__Set exercise 1__
Could you output, word for word, the passage from the Camille Montgomery biography starting at "- Born: San" and ending at "film and television."?
__Set exercise 2__
According to the Camille Montgomery biography, how did Montgomery get from her first acting lessons to working in film and television? Answer in one to three sentences.

[BEGIN Provided passage]

- Born: San Francisco, California
- Occupation: Actress
- Years active: 2010–present
- Website: Website Camille Montgomery

= Camille Montgomery =

American actress (born in San Francisco)

Camille Montgomery (born 20th century in San Francisco) is an American actress in film and television.

== Life and career ==
Montgomery was born the daughter of a jazz guitarist. She took her first acting lessons at the age of nine and was seen at the Young Performer's Theater at a young age. During high school and college she attended the Community Theater and then studied at the British American Drama Academy with a B.A. in theater arts performance. After studying at Oxford University, she moved to Los Angeles and has been active in film and television ever since.

After a few roles in short films, she played her first female lead in the independent film The Dead and the Damned in 2010, directed by Rene Perez. This was followed by appearances in Giordany Orellana's horror film The Grotto in 2014, in Bennie Woodell's drama Love Meet Hope in 2016 and in David Del Rios horror film Sick for Toys in 2018. In 2020 she was cast in the role of Carole Lombard in the multi-Oscar-nominated film drama Mank, which was produced and directed for Netflix by David Fincher.

[END Provided passage]
[BEGIN Provided data]

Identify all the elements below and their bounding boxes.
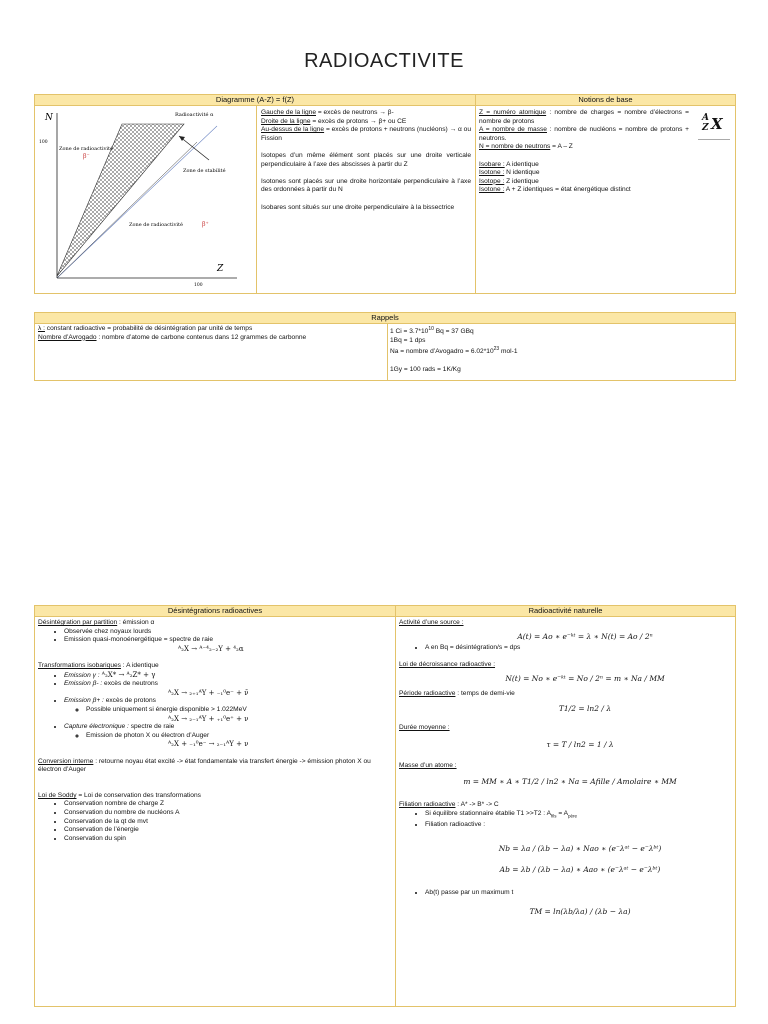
nb-eq: Nb = λa / (λb − λa) ∗ Nao ∗ (e⁻λᵃᵗ − e⁻λᵇᵗ) bbox=[498, 844, 662, 854]
capture-eq: ᴬ₂X + ₋₁⁰e⁻ → ₂₋₁ᴬY + ν bbox=[168, 740, 249, 749]
desintegrations-text bbox=[38, 619, 390, 843]
note-isobares: Isobares sont situés sur une droite perpendiculaire à la bissectrice bbox=[261, 203, 455, 211]
nz-diagram bbox=[37, 108, 253, 291]
desintegrations-section bbox=[34, 605, 736, 1007]
y-tick: 100 bbox=[39, 140, 48, 145]
rappels-left bbox=[38, 325, 383, 342]
label-beta-minus: β⁻ bbox=[83, 153, 90, 160]
rappel-lambda: λ : constant radioactive = probabilité de désintégration par unité de temps bbox=[38, 325, 253, 332]
tm-eq: TM = ln(λb/λa) / (λb − λa) bbox=[529, 906, 631, 916]
label-zone-stable: Zone de stabilité bbox=[183, 168, 226, 174]
beta-plus-eq: ᴬ₂X → ₂₋₁ᴬY + ₊₁⁰e⁺ + ν bbox=[168, 714, 249, 723]
rappels-header: Rappels bbox=[35, 313, 735, 324]
mass-eq: m = MM ∗ A ∗ T1/2 / ln2 ∗ Na = Afille / Amolaire ∗ MM bbox=[463, 777, 677, 787]
label-beta-plus: β⁺ bbox=[202, 221, 209, 228]
soddy-title: Loi de Soddy = Loi de conservation des transformations bbox=[38, 791, 201, 799]
label-zone-beta-minus: Zone de radioactivité bbox=[59, 146, 113, 152]
period-title: Période radioactive : temps de demi-vie bbox=[399, 690, 515, 698]
beta-plus-sub: ◦ Possible uniquement si énergie disponible > 1.022MeV bbox=[86, 706, 390, 715]
beta-plus-item: • Emission β+ : excès de protons ◦ Possible uniquement si énergie disponible > 1.022MeV bbox=[64, 697, 390, 714]
def-isomer: Isotone : A + Z identiques = état énergétique distinct bbox=[479, 186, 631, 194]
soddy-item: • Conservation nombre de charge Z bbox=[64, 800, 390, 809]
capture-item: • Capture électronique : spectre de raie ◦ Emission de photon X ou électron d’Auger bbox=[64, 723, 390, 740]
partition-item: • Observée chez noyaux lourds bbox=[64, 628, 390, 637]
mean-eq: τ = T / ln2 = 1 / λ bbox=[546, 739, 614, 749]
section1-header bbox=[35, 95, 735, 106]
beta-minus-item: • Emission β- : excès de neutrons bbox=[64, 680, 390, 689]
beta-minus-eq: ᴬ₂X → ₂₊₁ᴬY + ₋₁⁰e⁻ + ν̄ bbox=[168, 688, 249, 697]
stable-arrow bbox=[179, 136, 209, 160]
note-isotones: Isotones sont placés sur une droite horizontale perpendiculaire à l’axe des ordonnées à partir du N bbox=[261, 177, 471, 194]
rappel-becquerel: 1Bq = 1 dps bbox=[390, 336, 426, 344]
diagram-notes bbox=[261, 109, 471, 212]
def-isotope: Isotope : Z identique bbox=[479, 177, 539, 185]
header-naturelle: Radioactivité naturelle bbox=[528, 606, 603, 615]
notions-text bbox=[479, 109, 689, 195]
label-zone-beta-plus: Zone de radioactivité bbox=[129, 222, 183, 228]
ab-eq: Ab = λb / (λb − λa) ∗ Aao ∗ (e⁻λᵃᵗ − e⁻λᵇᵗ) bbox=[499, 865, 661, 875]
rappels-right bbox=[390, 325, 730, 374]
mass-title: Masse d’un atome : bbox=[399, 761, 457, 769]
partition-eq: ᴬ₂X → ᴬ⁻⁴₂₋₂Y + ⁴₂α bbox=[178, 644, 244, 653]
nuclide-symbol: A Z X bbox=[698, 113, 730, 140]
header-desintegrations: Désintégrations radioactives bbox=[167, 606, 263, 615]
naturelle-text bbox=[399, 619, 731, 917]
activity-item: • A en Bq = désintégration/s = dps bbox=[425, 644, 731, 653]
partition-item: • Emission quasi-monoénergétique = spectre de raie bbox=[64, 636, 390, 645]
notion-a: A = nombre de masse : nombre de nucléons = nombre de protons + neutrons. bbox=[479, 126, 689, 142]
rappel-na: Na = nombre d’Avogadro = $6.02*10^{23}$ mol-1 bbox=[390, 346, 518, 356]
def-isotone: Isotone : N identique bbox=[479, 169, 540, 177]
period-eq: T1/2 = ln2 / λ bbox=[558, 703, 612, 713]
diagram-section bbox=[34, 94, 736, 294]
filiation-item: • Si équilibre stationnaire établie T1 >>T2 : $A_{fils} = A_{père}$ bbox=[425, 810, 731, 821]
y-axis-label: N bbox=[45, 113, 53, 123]
x-axis-label: Z bbox=[217, 264, 224, 274]
header-notions: Notions de base bbox=[578, 95, 633, 104]
rappel-avogadro: Nombre d’Avrogado : nombre d’atome de carbone contenus dans 12 grammes de carbonne bbox=[38, 333, 307, 341]
gamma-item: • Emission γ : ᴬ₂X* → ᴬ₂Z* + γ bbox=[64, 671, 390, 681]
notion-n: N = nombre de neutrons = A – Z bbox=[479, 143, 573, 151]
soddy-item: • Conservation de la qt de mvt bbox=[64, 818, 390, 827]
soddy-item: • Conservation du nombre de nucléons A bbox=[64, 809, 390, 818]
note-isotopes: Isotopes d’un même élément sont placés sur une droite verticale perpendiculaire à l’axe des abscisses à partir du Z bbox=[261, 151, 471, 168]
note-left: Gauche de la ligne = excès de neutrons → β- bbox=[261, 109, 394, 116]
partition-title: Désintégration par partition : émission α bbox=[38, 619, 155, 626]
def-isobare: Isobare : A identique bbox=[479, 160, 539, 168]
mean-title: Durée moyenne : bbox=[399, 723, 450, 731]
soddy-item: • Conservation de l’énergie bbox=[64, 826, 390, 835]
filiation-title: Filiation radioactive : A* -> B* -> C bbox=[399, 801, 499, 809]
header-diagram: Diagramme (A-Z) = f(Z) bbox=[215, 95, 295, 104]
soddy-item: • Conservation du spin bbox=[64, 835, 390, 844]
activity-title: Activité d’une source : bbox=[399, 619, 464, 626]
rappel-curie: 1 $Ci = 3.7*10^{10}$ Bq = 37 GBq bbox=[390, 326, 474, 336]
section3-header bbox=[35, 606, 735, 617]
conversion-interne: Conversion interne : retourne noyau état excité -> état fondamentale via transfert énergie -> émission photon X ou électron d’Auger bbox=[38, 757, 371, 774]
rappel-gray: 1Gy = 100 rads = 1K/Kg bbox=[390, 365, 461, 373]
nz-diagram-svg bbox=[37, 108, 253, 291]
max-item: • Ab(t) passe par un maximum t bbox=[425, 889, 731, 898]
rappels-section bbox=[34, 312, 736, 381]
note-right: Droite de la ligne = excès de protons → β+ ou CE bbox=[261, 117, 407, 125]
capture-sub: ◦ Emission de photon X ou électron d’Auger bbox=[86, 732, 390, 741]
isobaric-title: Transformations isobariques : A identique bbox=[38, 661, 159, 669]
label-alpha: Radioactivité α bbox=[175, 112, 214, 118]
decay-title: Loi de décroissance radioactive : bbox=[399, 660, 496, 668]
decay-eq: N(t) = No ∗ e⁻ᵏᵗ = No / 2ⁿ = m ∗ Na / MM bbox=[505, 674, 665, 684]
filiation-item: • Filiation radioactive : bbox=[425, 821, 731, 830]
note-above: Au-dessus de la ligne = excès de protons + neutrons (nucléons) → α ou Fission bbox=[261, 126, 471, 142]
activity-eq: A(t) = Ao ∗ e⁻ᵏᵗ = λ ∗ N(t) = Ao / 2ⁿ bbox=[517, 631, 653, 641]
notion-z: Z = numéro atomique : nombre de charges = nombre d’électrons = nombre de protons bbox=[479, 109, 689, 125]
page-title: RADIOACTIVITE bbox=[304, 50, 464, 72]
x-tick: 100 bbox=[194, 283, 203, 288]
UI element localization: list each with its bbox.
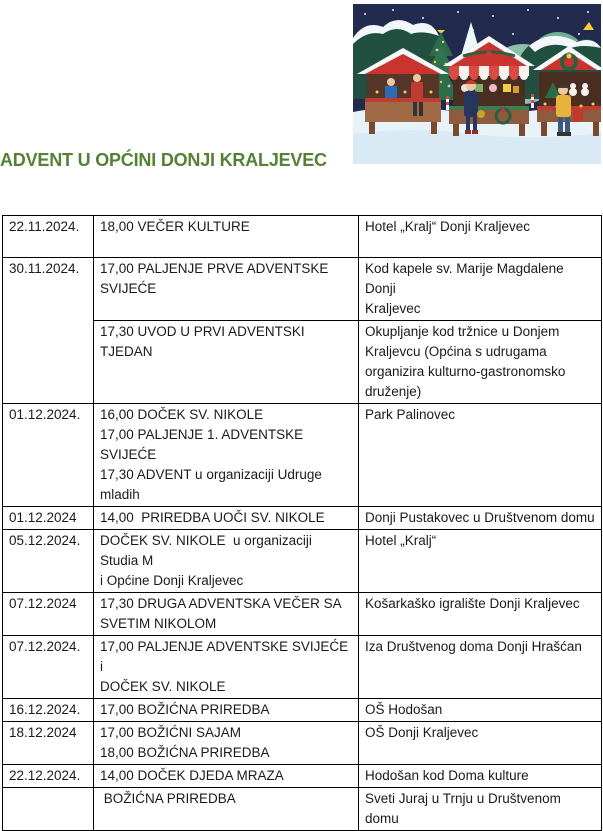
location-text: Kod kapele sv. Marije Magdalene Donji [365, 261, 568, 296]
location-cell [359, 530, 602, 593]
date-text: 01.12.2024. [9, 407, 81, 422]
date-cell [3, 530, 94, 593]
event-cell [94, 404, 359, 507]
event-text: BOŽIĆNA PRIREDBA [100, 791, 236, 806]
event-cell [94, 507, 359, 530]
date-text: 18.12.2024 [9, 725, 77, 740]
table-row [3, 404, 602, 507]
advent-schedule-table [2, 215, 602, 831]
event-cell [94, 699, 359, 722]
event-text: i Općine Donji Kraljevec [100, 573, 244, 588]
event-text: 17,30 UVOD U PRVI ADVENTSKI TJEDAN [100, 324, 312, 359]
date-cell [3, 216, 94, 258]
location-text: OŠ Hodošan [365, 702, 443, 717]
location-cell [359, 321, 602, 404]
christmas-market-illustration [353, 4, 601, 164]
event-cell [94, 530, 359, 593]
event-cell [94, 258, 359, 321]
location-cell [359, 507, 602, 530]
page-title: ADVENT U OPĆINI DONJI KRALJEVEC [0, 150, 327, 170]
event-text: 17,00 PALJENJE 1. ADVENTSKE SVIJEĆE [100, 427, 307, 462]
table-row [3, 507, 602, 530]
event-text: DOČEK SV. NIKOLE u organizaciji Studia M [100, 533, 316, 568]
location-cell [359, 404, 602, 507]
location-text: Kraljevcu (Općina s udrugama [365, 344, 547, 359]
event-text: mladih [100, 487, 140, 502]
date-text: 07.12.2024. [9, 639, 81, 654]
date-text: 30.11.2024. [9, 261, 80, 276]
event-text: 17,30 DRUGA ADVENTSKA VEČER SA [100, 596, 342, 611]
event-cell [94, 722, 359, 765]
event-text: 18,00 VEČER KULTURE [100, 219, 250, 234]
table-row [3, 530, 602, 593]
location-text: OŠ Donji Kraljevec [365, 725, 479, 740]
date-text: 01.12.2024 [9, 510, 77, 525]
date-text: 22.12.2024. [9, 768, 81, 783]
location-text: druženje) [365, 384, 422, 399]
event-text: 14,00 DOČEK DJEDA MRAZA [100, 768, 284, 783]
event-text: 17,00 BOŽIĆNI SAJAM [100, 725, 242, 740]
date-cell [3, 722, 94, 765]
event-text: DOČEK SV. NIKOLE [100, 679, 226, 694]
date-cell [3, 765, 94, 788]
location-cell [359, 258, 602, 321]
location-text: Hodošan kod Doma kulture [365, 768, 529, 783]
location-text: Donji Pustakovec u Društvenom domu [365, 510, 595, 525]
location-text: Iza Društvenog doma Donji Hrašćan [365, 639, 582, 654]
date-cell [3, 636, 94, 699]
table-row [3, 636, 602, 699]
table-row [3, 216, 602, 258]
christmas-market-scene [353, 4, 601, 164]
date-text: 16.12.2024. [9, 702, 81, 717]
location-text: Sveti Juraj u Trnju u Društvenom domu [365, 791, 565, 826]
event-text: 14,00 PRIREDBA UOČI SV. NIKOLE [100, 510, 325, 525]
location-text: Okupljanje kod tržnice u Donjem [365, 324, 560, 339]
date-cell [3, 699, 94, 722]
table-row [3, 258, 602, 321]
table-row [3, 765, 602, 788]
table-row [3, 593, 602, 636]
date-cell [3, 593, 94, 636]
event-text: 16,00 DOČEK SV. NIKOLE [100, 407, 264, 422]
event-cell [94, 765, 359, 788]
event-cell [94, 593, 359, 636]
table-row [3, 722, 602, 765]
location-cell [359, 636, 602, 699]
date-text: 22.11.2024. [9, 219, 80, 234]
location-text: organizira kulturno-gastronomsko [365, 364, 566, 379]
date-cell [3, 404, 94, 507]
event-cell [94, 636, 359, 699]
event-text: 17,00 BOŽIĆNA PRIREDBA [100, 702, 270, 717]
location-cell [359, 593, 602, 636]
event-text: 17,00 PALJENJE ADVENTSKE SVIJEĆE i [100, 639, 352, 674]
date-text: 05.12.2024. [9, 533, 81, 548]
event-cell [94, 216, 359, 258]
location-cell [359, 216, 602, 258]
date-cell [3, 788, 94, 831]
event-cell [94, 321, 359, 404]
event-text: SVETIM NIKOLOM [100, 616, 217, 631]
location-cell [359, 788, 602, 831]
location-text: Park Palinovec [365, 407, 456, 422]
location-text: Hotel „Kralj“ [365, 533, 437, 548]
date-text: 07.12.2024 [9, 596, 77, 611]
location-cell [359, 699, 602, 722]
date-cell [3, 258, 94, 404]
event-text: 18,00 BOŽIĆNA PRIREDBA [100, 745, 270, 760]
table-row [3, 699, 602, 722]
table-row [3, 788, 602, 831]
location-text: Hotel „Kralj“ Donji Kraljevec [365, 219, 531, 234]
location-text: Kraljevec [365, 301, 421, 316]
event-text: 17,00 PALJENJE PRVE ADVENTSKE SVIJEĆE [100, 261, 333, 296]
date-cell [3, 507, 94, 530]
location-cell [359, 722, 602, 765]
location-cell [359, 765, 602, 788]
event-text: 17,30 ADVENT u organizaciji Udruge [100, 467, 322, 482]
event-cell [94, 788, 359, 831]
location-text: Košarkaško igralište Donji Kraljevec [365, 596, 580, 611]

[END Provided data]

__Task answer 1__
- Born: San Francisco, California
- Occupation: Actress
- Years active: 2010–present
- Website: Website Camille Montgomery

= Camille Montgomery =

American actress (born in San Francisco)

Camille Montgomery (born 20th century in San Francisco) is an American actress in film and television.

__Task answer 2__
She took her first acting lessons at age nine, appeared at the Young Performer's Theater, and attended the Community Theater during high school and college. She then studied at the British American Drama Academy, earning a B.A. in theater arts performance. After studying at Oxford University, she moved to Los Angeles, where she has worked in film and television ever since.